**GIVEN REQUEST:**
Return every record exactly as written.

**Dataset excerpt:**
>>>>
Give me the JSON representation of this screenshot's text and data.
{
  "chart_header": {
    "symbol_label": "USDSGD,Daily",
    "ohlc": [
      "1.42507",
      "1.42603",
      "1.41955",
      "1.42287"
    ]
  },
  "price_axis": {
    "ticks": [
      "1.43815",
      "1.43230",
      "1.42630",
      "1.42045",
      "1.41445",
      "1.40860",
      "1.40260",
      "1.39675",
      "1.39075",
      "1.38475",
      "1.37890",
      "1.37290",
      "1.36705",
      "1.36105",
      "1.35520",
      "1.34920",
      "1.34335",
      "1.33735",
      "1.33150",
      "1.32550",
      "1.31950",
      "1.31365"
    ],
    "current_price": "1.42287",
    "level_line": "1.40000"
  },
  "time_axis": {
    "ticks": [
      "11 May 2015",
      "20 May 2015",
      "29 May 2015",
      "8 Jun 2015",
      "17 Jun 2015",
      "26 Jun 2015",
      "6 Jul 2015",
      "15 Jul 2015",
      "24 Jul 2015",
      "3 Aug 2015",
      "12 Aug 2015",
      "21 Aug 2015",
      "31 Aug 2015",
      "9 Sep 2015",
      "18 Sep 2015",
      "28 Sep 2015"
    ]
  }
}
<<<<
**SOLUTION FOR THIS TASK:**
Give me the JSON representation of this screenshot's text and data.
{
  "chart_header": {
    "symbol_label": "USDSGD,Daily",
    "ohlc": [
      "1.42507",
      "1.42603",
      "1.41955",
      "1.42287"
    ]
  },
  "price_axis": {
    "ticks": [
      "1.43815",
      "1.43230",
      "1.42630",
      "1.42045",
      "1.41445",
      "1.40860",
      "1.40260",
      "1.39675",
      "1.39075",
      "1.38475",
      "1.37890",
      "1.37290",
      "1.36705",
      "1.36105",
      "1.35520",
      "1.34920",
      "1.34335",
      "1.33735",
      "1.33150",
      "1.32550",
      "1.31950",
      "1.31365"
    ],
    "current_price": "1.42287",
    "level_line": "1.40000"
  },
  "time_axis": {
    "ticks": [
      "11 May 2015",
      "20 May 2015",
      "29 May 2015",
      "8 Jun 2015",
      "17 Jun 2015",
      "26 Jun 2015",
      "6 Jul 2015",
      "15 Jul 2015",
      "24 Jul 2015",
      "3 Aug 2015",
      "12 Aug 2015",
      "21 Aug 2015",
      "31 Aug 2015",
      "9 Sep 2015",
      "18 Sep 2015",
      "28 Sep 2015"
    ]
  }
}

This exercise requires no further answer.